> _GOAL_: Transcribe, character for character, the lines of the records below that begin at the line containing "Text: CdSe: CdSe xyxy=(170,188,196,199)" and end at the line containing "Text: Ce⁴⁺/³⁺: Ce⁴⁺/³⁺ xyxy=(482,339,518,348)", including both of those lines.
— START —
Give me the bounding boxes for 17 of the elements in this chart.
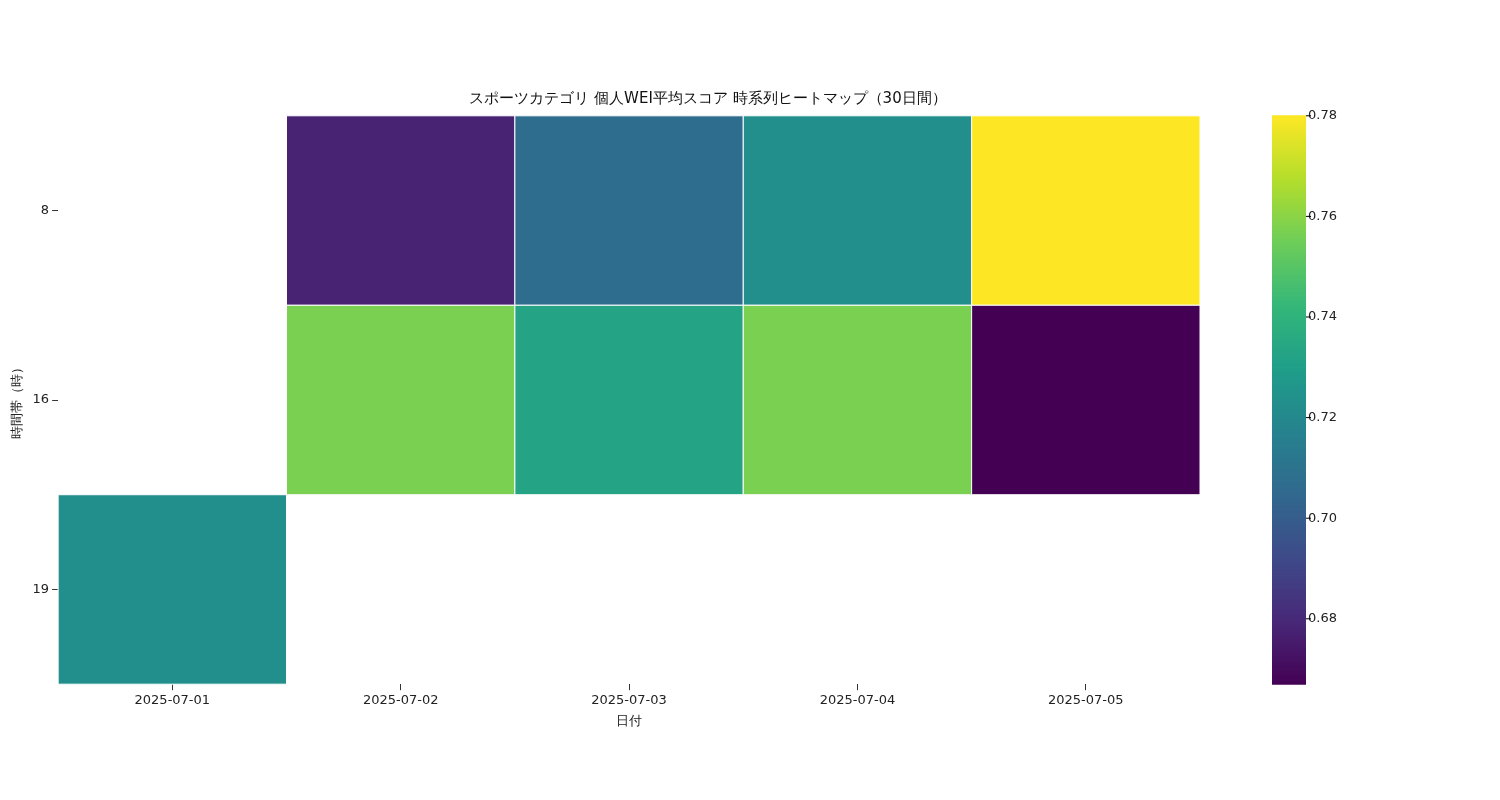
chart-title: スポーツカテゴリ 個人WEI平均スコア 時系列ヒートマップ（30日間） — [469, 88, 947, 107]
x-tick-label: 2025-07-04 — [819, 692, 896, 708]
color-bar-label: 0.72 — [1308, 408, 1337, 424]
color-bar-label: 0.74 — [1308, 308, 1337, 324]
y-tick-label: 16 — [32, 391, 50, 407]
x-tick-label: 2025-07-03 — [591, 692, 667, 708]
y-tick-label: 8 — [40, 201, 50, 217]
x-axis-title: 日付 — [616, 712, 643, 728]
y-tick-label: 19 — [32, 580, 50, 596]
color-bar-label: 0.68 — [1308, 610, 1337, 626]
x-tick-label: 2025-07-01 — [134, 692, 211, 708]
color-bar-label: 0.78 — [1308, 107, 1337, 123]
x-tick-label: 2025-07-05 — [1048, 692, 1124, 708]
color-bar-label: 0.76 — [1308, 207, 1337, 223]
y-axis-title: 時間帯（時） — [9, 361, 25, 439]
x-tick-label: 2025-07-02 — [362, 692, 439, 708]
color-bar-label: 0.70 — [1308, 509, 1337, 525]
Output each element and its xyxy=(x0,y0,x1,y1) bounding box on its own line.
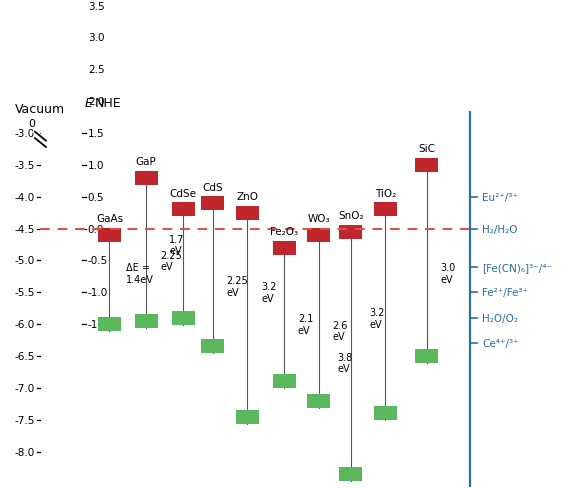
Text: CdSe: CdSe xyxy=(170,188,196,199)
Text: -8.0: -8.0 xyxy=(15,447,35,457)
Text: 3.0
eV: 3.0 eV xyxy=(440,263,456,285)
Text: H₂/H₂O: H₂/H₂O xyxy=(482,224,517,234)
Text: 0.0: 0.0 xyxy=(88,224,104,234)
Text: TiO₂: TiO₂ xyxy=(375,188,396,199)
Text: NHE: NHE xyxy=(94,97,121,110)
Text: ZnO: ZnO xyxy=(236,192,258,202)
Bar xyxy=(273,241,296,255)
Bar xyxy=(135,314,158,328)
Text: -7.5: -7.5 xyxy=(15,415,35,425)
Bar xyxy=(236,206,259,220)
Text: [Fe(CN)₆]³⁻/⁴⁻: [Fe(CN)₆]³⁻/⁴⁻ xyxy=(482,262,552,272)
Text: 2.25
eV: 2.25 eV xyxy=(160,250,182,272)
Bar xyxy=(374,203,397,217)
Text: -3.0: -3.0 xyxy=(15,129,35,139)
Text: H₂O/O₂: H₂O/O₂ xyxy=(482,313,518,323)
Text: 1.7
eV: 1.7 eV xyxy=(169,234,184,256)
Text: 3.2
eV: 3.2 eV xyxy=(261,282,277,304)
Text: SnO₂: SnO₂ xyxy=(338,211,364,221)
Text: -4.0: -4.0 xyxy=(15,192,35,203)
Bar xyxy=(98,318,121,331)
Bar xyxy=(98,228,121,243)
Text: 3.2
eV: 3.2 eV xyxy=(369,307,385,329)
Text: 3.5: 3.5 xyxy=(88,1,105,12)
Bar xyxy=(273,375,296,389)
Text: -1.0: -1.0 xyxy=(88,288,108,298)
Text: -1.5: -1.5 xyxy=(88,320,108,329)
Text: 3.8
eV: 3.8 eV xyxy=(337,352,352,373)
Text: -6.5: -6.5 xyxy=(15,351,35,361)
Text: 2.0: 2.0 xyxy=(88,97,104,107)
Text: 2.1
eV: 2.1 eV xyxy=(298,314,314,335)
Text: GaP: GaP xyxy=(136,157,156,167)
Bar xyxy=(339,467,362,481)
Text: 2.6
eV: 2.6 eV xyxy=(332,320,348,342)
Bar xyxy=(415,349,438,363)
Text: -0.5: -0.5 xyxy=(88,256,108,266)
Text: 0: 0 xyxy=(28,119,35,129)
Bar xyxy=(135,171,158,185)
Bar xyxy=(201,197,224,211)
Text: 2.5: 2.5 xyxy=(88,65,105,75)
Text: 1.5: 1.5 xyxy=(88,129,105,139)
Text: -6.0: -6.0 xyxy=(15,320,35,329)
Text: SiC: SiC xyxy=(418,144,435,154)
Text: 2.25
eV: 2.25 eV xyxy=(226,276,249,297)
Text: GaAs: GaAs xyxy=(96,214,123,224)
Bar xyxy=(415,159,438,172)
Text: -7.0: -7.0 xyxy=(15,383,35,393)
Bar xyxy=(339,225,362,239)
Text: -3.5: -3.5 xyxy=(15,161,35,170)
Text: CdS: CdS xyxy=(203,182,223,192)
Bar xyxy=(201,340,224,354)
Bar xyxy=(307,394,330,408)
Text: -5.0: -5.0 xyxy=(15,256,35,266)
Bar xyxy=(307,228,330,243)
Text: $E$: $E$ xyxy=(84,97,94,110)
Bar xyxy=(171,203,195,217)
Text: 0.5: 0.5 xyxy=(88,192,104,203)
Bar xyxy=(171,311,195,325)
Text: Ce⁴⁺/³⁺: Ce⁴⁺/³⁺ xyxy=(482,339,518,348)
Bar xyxy=(236,409,259,424)
Text: 3.0: 3.0 xyxy=(88,33,104,43)
Text: ΔE =
1.4eV: ΔE = 1.4eV xyxy=(126,263,154,285)
Text: WO₃: WO₃ xyxy=(307,214,330,224)
Text: Fe²⁺/Fe³⁺: Fe²⁺/Fe³⁺ xyxy=(482,288,528,298)
Text: 1.0: 1.0 xyxy=(88,161,104,170)
Text: Eu²⁺/³⁺: Eu²⁺/³⁺ xyxy=(482,192,518,203)
Bar xyxy=(374,407,397,421)
Text: Fe₂O₃: Fe₂O₃ xyxy=(270,227,298,237)
Text: -5.5: -5.5 xyxy=(15,288,35,298)
Text: -4.5: -4.5 xyxy=(15,224,35,234)
Text: Vacuum: Vacuum xyxy=(15,103,65,116)
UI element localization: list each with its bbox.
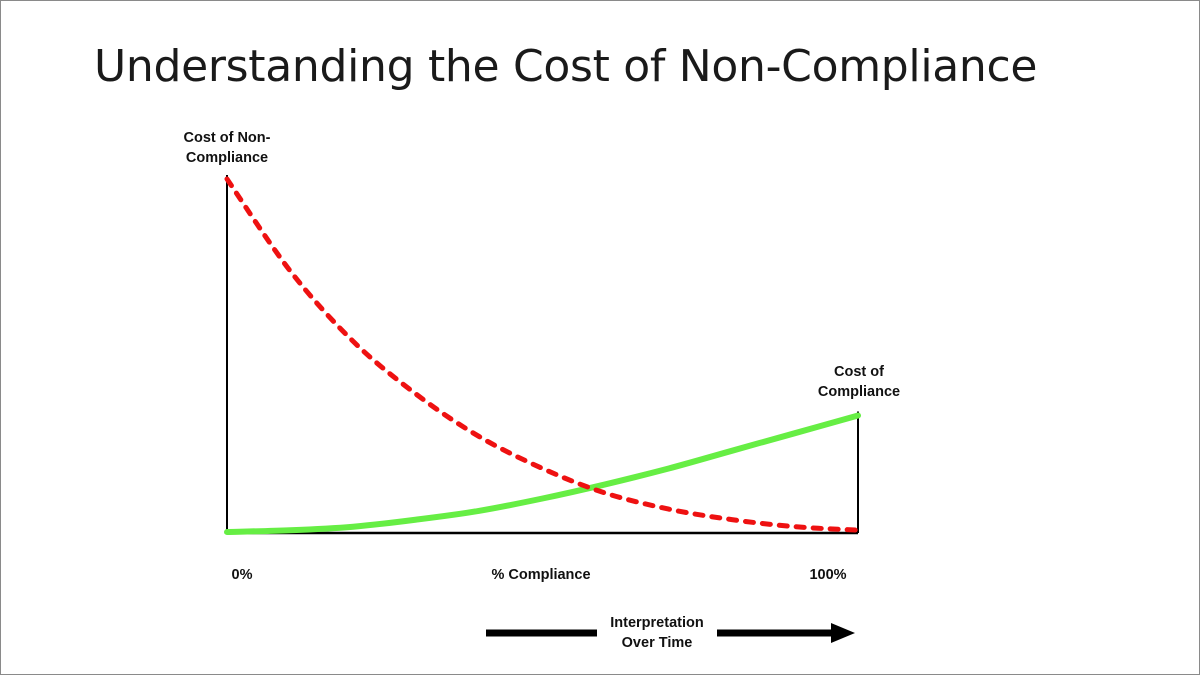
x-tick-label-0: 0%: [231, 567, 253, 583]
x-axis-label: % Compliance: [491, 567, 591, 583]
slide-title: Understanding the Cost of Non-Compliance: [94, 41, 1038, 92]
series-label-compliance: Cost of Compliance: [817, 364, 901, 400]
arrow-head: [831, 623, 855, 643]
series-line-compliance: [224, 412, 861, 535]
series-line-non-compliance: [224, 176, 861, 533]
arrow-label: Interpretation Over Time: [597, 613, 717, 653]
x-tick-label-100: 100%: [809, 567, 847, 583]
series-label-non-compliance: Cost of Non-Compliance: [183, 130, 271, 166]
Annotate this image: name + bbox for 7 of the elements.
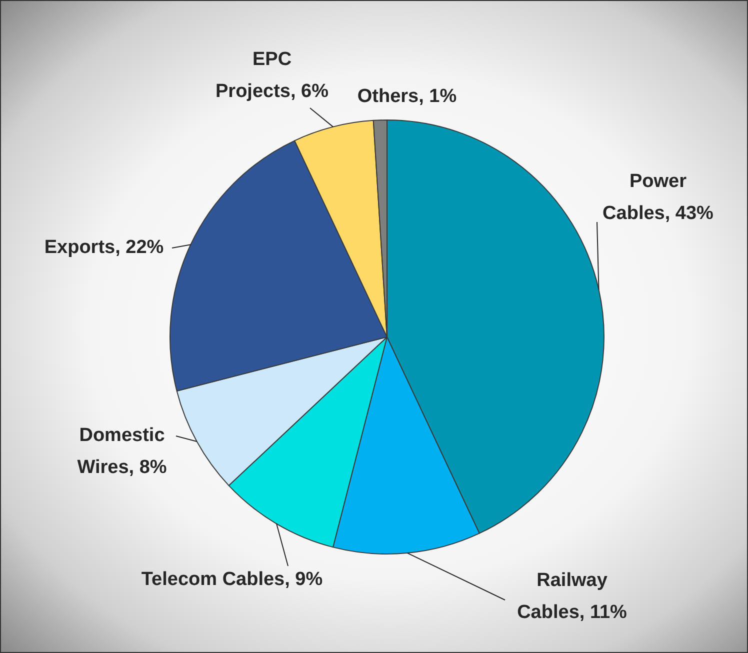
— END —
> _SOLUTION TO THE EXERCISE_:
Text: CdSe: CdSe xyxy=(170,188,196,199)
Text: -8.0: -8.0 xyxy=(15,447,35,457)
Text: 3.0
eV: 3.0 eV xyxy=(440,263,456,285)
Text: H₂/H₂O: H₂/H₂O xyxy=(482,224,517,234)
Text: 0.0: 0.0 xyxy=(88,224,104,234)
Text: TiO₂: TiO₂ xyxy=(375,188,396,199)
Text: NHE: NHE xyxy=(94,97,121,110)
Text: ZnO: ZnO xyxy=(236,192,258,202)
Bar xyxy=(273,241,296,255)
Bar xyxy=(135,314,158,328)
Text: -7.5: -7.5 xyxy=(15,415,35,425)
Bar xyxy=(236,206,259,220)
Text: [Fe(CN)₆]³⁻/⁴⁻: [Fe(CN)₆]³⁻/⁴⁻ xyxy=(482,262,552,272)
Text: 2.25
eV: 2.25 eV xyxy=(160,250,182,272)
Bar xyxy=(374,203,397,217)
Text: -3.0: -3.0 xyxy=(15,129,35,139)
Text: H₂O/O₂: H₂O/O₂ xyxy=(482,313,518,323)
Text: 1.7
eV: 1.7 eV xyxy=(169,234,184,256)
Text: 3.2
eV: 3.2 eV xyxy=(261,282,277,304)
Text: SnO₂: SnO₂ xyxy=(338,211,364,221)
Text: -4.0: -4.0 xyxy=(15,192,35,203)
Bar xyxy=(98,318,121,331)
Bar xyxy=(98,228,121,243)
Text: 3.2
eV: 3.2 eV xyxy=(369,307,385,329)
Text: 3.5: 3.5 xyxy=(88,1,105,12)
Bar xyxy=(273,375,296,389)
Text: -1.0: -1.0 xyxy=(88,288,108,298)
Text: -1.5: -1.5 xyxy=(88,320,108,329)
Text: 3.8
eV: 3.8 eV xyxy=(337,352,352,373)
Text: -6.5: -6.5 xyxy=(15,351,35,361)
Text: 2.0: 2.0 xyxy=(88,97,104,107)
Text: 2.1
eV: 2.1 eV xyxy=(298,314,314,335)
Text: GaP: GaP xyxy=(136,157,156,167)
Bar xyxy=(339,467,362,481)
Text: 2.6
eV: 2.6 eV xyxy=(332,320,348,342)
Bar xyxy=(415,349,438,363)
Text: -0.5: -0.5 xyxy=(88,256,108,266)
Text: 0: 0 xyxy=(28,119,35,129)
Bar xyxy=(135,171,158,185)
Bar xyxy=(201,197,224,211)
Text: 2.5: 2.5 xyxy=(88,65,105,75)
Text: 1.5: 1.5 xyxy=(88,129,105,139)
Text: -6.0: -6.0 xyxy=(15,320,35,329)
Text: SiC: SiC xyxy=(418,144,435,154)
Text: 2.25
eV: 2.25 eV xyxy=(226,276,249,297)
Text: GaAs: GaAs xyxy=(96,214,123,224)
Bar xyxy=(415,159,438,172)
Text: -7.0: -7.0 xyxy=(15,383,35,393)
Bar xyxy=(339,225,362,239)
Text: -3.5: -3.5 xyxy=(15,161,35,170)
Text: CdS: CdS xyxy=(203,182,223,192)
Bar xyxy=(201,340,224,354)
Bar xyxy=(307,394,330,408)
Text: -5.0: -5.0 xyxy=(15,256,35,266)
Bar xyxy=(307,228,330,243)
Text: $E$: $E$ xyxy=(84,97,94,110)
Bar xyxy=(171,203,195,217)
Text: 0.5: 0.5 xyxy=(88,192,104,203)
Bar xyxy=(171,311,195,325)
Text: Ce⁴⁺/³⁺: Ce⁴⁺/³⁺ xyxy=(482,339,518,348)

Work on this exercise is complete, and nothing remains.